• _Task to complete_
Copy all of the material below exactly.

• _Supplied data_
####

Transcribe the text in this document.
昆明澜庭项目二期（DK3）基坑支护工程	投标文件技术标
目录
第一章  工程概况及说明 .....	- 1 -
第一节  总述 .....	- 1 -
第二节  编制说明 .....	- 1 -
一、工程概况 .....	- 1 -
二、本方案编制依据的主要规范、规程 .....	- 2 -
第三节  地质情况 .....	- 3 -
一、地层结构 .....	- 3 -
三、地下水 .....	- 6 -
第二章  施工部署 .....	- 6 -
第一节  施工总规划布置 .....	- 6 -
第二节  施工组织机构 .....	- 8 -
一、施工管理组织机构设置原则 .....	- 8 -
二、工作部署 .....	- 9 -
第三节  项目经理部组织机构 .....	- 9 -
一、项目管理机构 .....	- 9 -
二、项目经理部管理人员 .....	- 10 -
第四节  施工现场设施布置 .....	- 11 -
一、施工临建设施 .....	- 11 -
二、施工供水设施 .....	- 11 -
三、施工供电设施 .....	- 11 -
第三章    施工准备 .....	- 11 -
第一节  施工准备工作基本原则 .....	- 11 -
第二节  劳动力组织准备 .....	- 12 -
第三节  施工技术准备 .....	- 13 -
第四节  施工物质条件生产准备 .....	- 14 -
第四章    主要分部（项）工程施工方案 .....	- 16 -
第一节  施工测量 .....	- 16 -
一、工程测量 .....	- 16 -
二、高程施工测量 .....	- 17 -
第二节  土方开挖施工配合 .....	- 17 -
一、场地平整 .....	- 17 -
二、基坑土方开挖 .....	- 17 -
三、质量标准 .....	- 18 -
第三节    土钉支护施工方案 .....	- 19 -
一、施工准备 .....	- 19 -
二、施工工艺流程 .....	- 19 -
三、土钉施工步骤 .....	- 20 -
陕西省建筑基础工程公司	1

####

• _The output_
Transcribe the text in this document.
昆明澜庭项目二期（DK3）基坑支护工程	投标文件技术标
目录
第一章  工程概况及说明 .....	- 1 -
第一节  总述 .....	- 1 -
第二节  编制说明 .....	- 1 -
一、工程概况 .....	- 1 -
二、本方案编制依据的主要规范、规程 .....	- 2 -
第三节  地质情况 .....	- 3 -
一、地层结构 .....	- 3 -
三、地下水 .....	- 6 -
第二章  施工部署 .....	- 6 -
第一节  施工总规划布置 .....	- 6 -
第二节  施工组织机构 .....	- 8 -
一、施工管理组织机构设置原则 .....	- 8 -
二、工作部署 .....	- 9 -
第三节  项目经理部组织机构 .....	- 9 -
一、项目管理机构 .....	- 9 -
二、项目经理部管理人员 .....	- 10 -
第四节  施工现场设施布置 .....	- 11 -
一、施工临建设施 .....	- 11 -
二、施工供水设施 .....	- 11 -
三、施工供电设施 .....	- 11 -
第三章    施工准备 .....	- 11 -
第一节  施工准备工作基本原则 .....	- 11 -
第二节  劳动力组织准备 .....	- 12 -
第三节  施工技术准备 .....	- 13 -
第四节  施工物质条件生产准备 .....	- 14 -
第四章    主要分部（项）工程施工方案 .....	- 16 -
第一节  施工测量 .....	- 16 -
一、工程测量 .....	- 16 -
二、高程施工测量 .....	- 17 -
第二节  土方开挖施工配合 .....	- 17 -
一、场地平整 .....	- 17 -
二、基坑土方开挖 .....	- 17 -
三、质量标准 .....	- 18 -
第三节    土钉支护施工方案 .....	- 19 -
一、施工准备 .....	- 19 -
二、施工工艺流程 .....	- 19 -
三、土钉施工步骤 .....	- 20 -
陕西省建筑基础工程公司	1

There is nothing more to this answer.